The records that follow need to be output exactly as they are.

▸ **Records for this task**:
* * * * * * *
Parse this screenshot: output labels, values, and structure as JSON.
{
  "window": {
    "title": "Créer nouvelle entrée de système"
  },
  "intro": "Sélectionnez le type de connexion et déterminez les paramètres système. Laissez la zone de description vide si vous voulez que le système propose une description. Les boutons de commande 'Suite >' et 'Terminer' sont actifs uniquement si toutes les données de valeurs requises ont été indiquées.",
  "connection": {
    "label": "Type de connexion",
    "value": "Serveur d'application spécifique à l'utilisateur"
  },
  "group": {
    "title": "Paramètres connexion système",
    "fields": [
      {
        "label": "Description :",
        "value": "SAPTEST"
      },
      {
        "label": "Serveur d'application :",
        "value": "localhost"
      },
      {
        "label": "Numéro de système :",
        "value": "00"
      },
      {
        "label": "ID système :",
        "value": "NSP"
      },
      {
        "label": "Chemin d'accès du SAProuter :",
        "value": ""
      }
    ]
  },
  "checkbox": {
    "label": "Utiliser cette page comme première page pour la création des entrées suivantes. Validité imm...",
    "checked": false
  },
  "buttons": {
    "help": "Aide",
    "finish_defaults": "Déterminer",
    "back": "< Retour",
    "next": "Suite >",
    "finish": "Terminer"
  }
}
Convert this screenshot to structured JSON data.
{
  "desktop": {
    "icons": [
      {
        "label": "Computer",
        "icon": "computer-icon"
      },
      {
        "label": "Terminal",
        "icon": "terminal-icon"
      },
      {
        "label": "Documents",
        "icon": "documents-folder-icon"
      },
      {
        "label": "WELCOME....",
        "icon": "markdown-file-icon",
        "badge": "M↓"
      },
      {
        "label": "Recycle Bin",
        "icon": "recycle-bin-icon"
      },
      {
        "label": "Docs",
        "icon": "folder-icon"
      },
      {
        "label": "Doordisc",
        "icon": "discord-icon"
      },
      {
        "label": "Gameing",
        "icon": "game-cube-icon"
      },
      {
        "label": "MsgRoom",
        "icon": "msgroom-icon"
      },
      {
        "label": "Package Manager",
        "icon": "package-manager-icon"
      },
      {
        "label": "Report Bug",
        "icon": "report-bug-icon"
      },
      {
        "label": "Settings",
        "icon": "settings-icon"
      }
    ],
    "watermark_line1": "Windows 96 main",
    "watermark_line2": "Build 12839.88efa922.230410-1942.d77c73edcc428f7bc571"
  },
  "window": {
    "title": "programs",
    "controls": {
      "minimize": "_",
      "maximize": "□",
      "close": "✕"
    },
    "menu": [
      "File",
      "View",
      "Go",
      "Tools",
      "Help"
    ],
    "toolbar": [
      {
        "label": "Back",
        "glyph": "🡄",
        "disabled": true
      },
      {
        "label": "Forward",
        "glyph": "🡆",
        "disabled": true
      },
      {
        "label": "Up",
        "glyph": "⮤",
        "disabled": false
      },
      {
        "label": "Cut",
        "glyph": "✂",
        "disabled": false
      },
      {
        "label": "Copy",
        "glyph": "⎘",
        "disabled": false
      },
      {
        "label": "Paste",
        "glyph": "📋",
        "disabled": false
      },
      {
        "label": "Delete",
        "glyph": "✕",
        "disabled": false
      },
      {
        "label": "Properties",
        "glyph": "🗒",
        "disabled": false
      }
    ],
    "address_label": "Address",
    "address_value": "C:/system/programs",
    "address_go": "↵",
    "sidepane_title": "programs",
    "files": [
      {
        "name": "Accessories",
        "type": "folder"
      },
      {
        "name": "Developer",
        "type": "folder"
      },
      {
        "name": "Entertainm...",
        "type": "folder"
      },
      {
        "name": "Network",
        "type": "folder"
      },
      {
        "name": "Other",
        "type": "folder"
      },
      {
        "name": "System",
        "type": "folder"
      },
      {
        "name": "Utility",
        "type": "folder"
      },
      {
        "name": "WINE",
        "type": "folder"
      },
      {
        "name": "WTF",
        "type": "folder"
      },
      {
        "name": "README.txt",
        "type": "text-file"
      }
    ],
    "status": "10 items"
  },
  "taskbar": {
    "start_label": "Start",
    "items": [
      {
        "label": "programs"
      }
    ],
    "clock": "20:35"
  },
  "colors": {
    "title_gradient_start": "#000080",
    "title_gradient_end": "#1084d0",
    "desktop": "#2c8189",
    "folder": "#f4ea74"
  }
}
* * * * * * *
▸ **Correct response**:
Parse this screenshot: output labels, values, and structure as JSON.
{
  "window": {
    "title": "Créer nouvelle entrée de système"
  },
  "intro": "Sélectionnez le type de connexion et déterminez les paramètres système. Laissez la zone de description vide si vous voulez que le système propose une description. Les boutons de commande 'Suite >' et 'Terminer' sont actifs uniquement si toutes les données de valeurs requises ont été indiquées.",
  "connection": {
    "label": "Type de connexion",
    "value": "Serveur d'application spécifique à l'utilisateur"
  },
  "group": {
    "title": "Paramètres connexion système",
    "fields": [
      {
        "label": "Description :",
        "value": "SAPTEST"
      },
      {
        "label": "Serveur d'application :",
        "value": "localhost"
      },
      {
        "label": "Numéro de système :",
        "value": "00"
      },
      {
        "label": "ID système :",
        "value": "NSP"
      },
      {
        "label": "Chemin d'accès du SAProuter :",
        "value": ""
      }
    ]
  },
  "checkbox": {
    "label": "Utiliser cette page comme première page pour la création des entrées suivantes. Validité imm...",
    "checked": false
  },
  "buttons": {
    "help": "Aide",
    "finish_defaults": "Déterminer",
    "back": "< Retour",
    "next": "Suite >",
    "finish": "Terminer"
  }
}
Convert this screenshot to structured JSON data.
{
  "desktop": {
    "icons": [
      {
        "label": "Computer",
        "icon": "computer-icon"
      },
      {
        "label": "Terminal",
        "icon": "terminal-icon"
      },
      {
        "label": "Documents",
        "icon": "documents-folder-icon"
      },
      {
        "label": "WELCOME....",
        "icon": "markdown-file-icon",
        "badge": "M↓"
      },
      {
        "label": "Recycle Bin",
        "icon": "recycle-bin-icon"
      },
      {
        "label": "Docs",
        "icon": "folder-icon"
      },
      {
        "label": "Doordisc",
        "icon": "discord-icon"
      },
      {
        "label": "Gameing",
        "icon": "game-cube-icon"
      },
      {
        "label": "MsgRoom",
        "icon": "msgroom-icon"
      },
      {
        "label": "Package Manager",
        "icon": "package-manager-icon"
      },
      {
        "label": "Report Bug",
        "icon": "report-bug-icon"
      },
      {
        "label": "Settings",
        "icon": "settings-icon"
      }
    ],
    "watermark_line1": "Windows 96 main",
    "watermark_line2": "Build 12839.88efa922.230410-1942.d77c73edcc428f7bc571"
  },
  "window": {
    "title": "programs",
    "controls": {
      "minimize": "_",
      "maximize": "□",
      "close": "✕"
    },
    "menu": [
      "File",
      "View",
      "Go",
      "Tools",
      "Help"
    ],
    "toolbar": [
      {
        "label": "Back",
        "glyph": "🡄",
        "disabled": true
      },
      {
        "label": "Forward",
        "glyph": "🡆",
        "disabled": true
      },
      {
        "label": "Up",
        "glyph": "⮤",
        "disabled": false
      },
      {
        "label": "Cut",
        "glyph": "✂",
        "disabled": false
      },
      {
        "label": "Copy",
        "glyph": "⎘",
        "disabled": false
      },
      {
        "label": "Paste",
        "glyph": "📋",
        "disabled": false
      },
      {
        "label": "Delete",
        "glyph": "✕",
        "disabled": false
      },
      {
        "label": "Properties",
        "glyph": "🗒",
        "disabled": false
      }
    ],
    "address_label": "Address",
    "address_value": "C:/system/programs",
    "address_go": "↵",
    "sidepane_title": "programs",
    "files": [
      {
        "name": "Accessories",
        "type": "folder"
      },
      {
        "name": "Developer",
        "type": "folder"
      },
      {
        "name": "Entertainm...",
        "type": "folder"
      },
      {
        "name": "Network",
        "type": "folder"
      },
      {
        "name": "Other",
        "type": "folder"
      },
      {
        "name": "System",
        "type": "folder"
      },
      {
        "name": "Utility",
        "type": "folder"
      },
      {
        "name": "WINE",
        "type": "folder"
      },
      {
        "name": "WTF",
        "type": "folder"
      },
      {
        "name": "README.txt",
        "type": "text-file"
      }
    ],
    "status": "10 items"
  },
  "taskbar": {
    "start_label": "Start",
    "items": [
      {
        "label": "programs"
      }
    ],
    "clock": "20:35"
  },
  "colors": {
    "title_gradient_start": "#000080",
    "title_gradient_end": "#1084d0",
    "desktop": "#2c8189",
    "folder": "#f4ea74"
  }
}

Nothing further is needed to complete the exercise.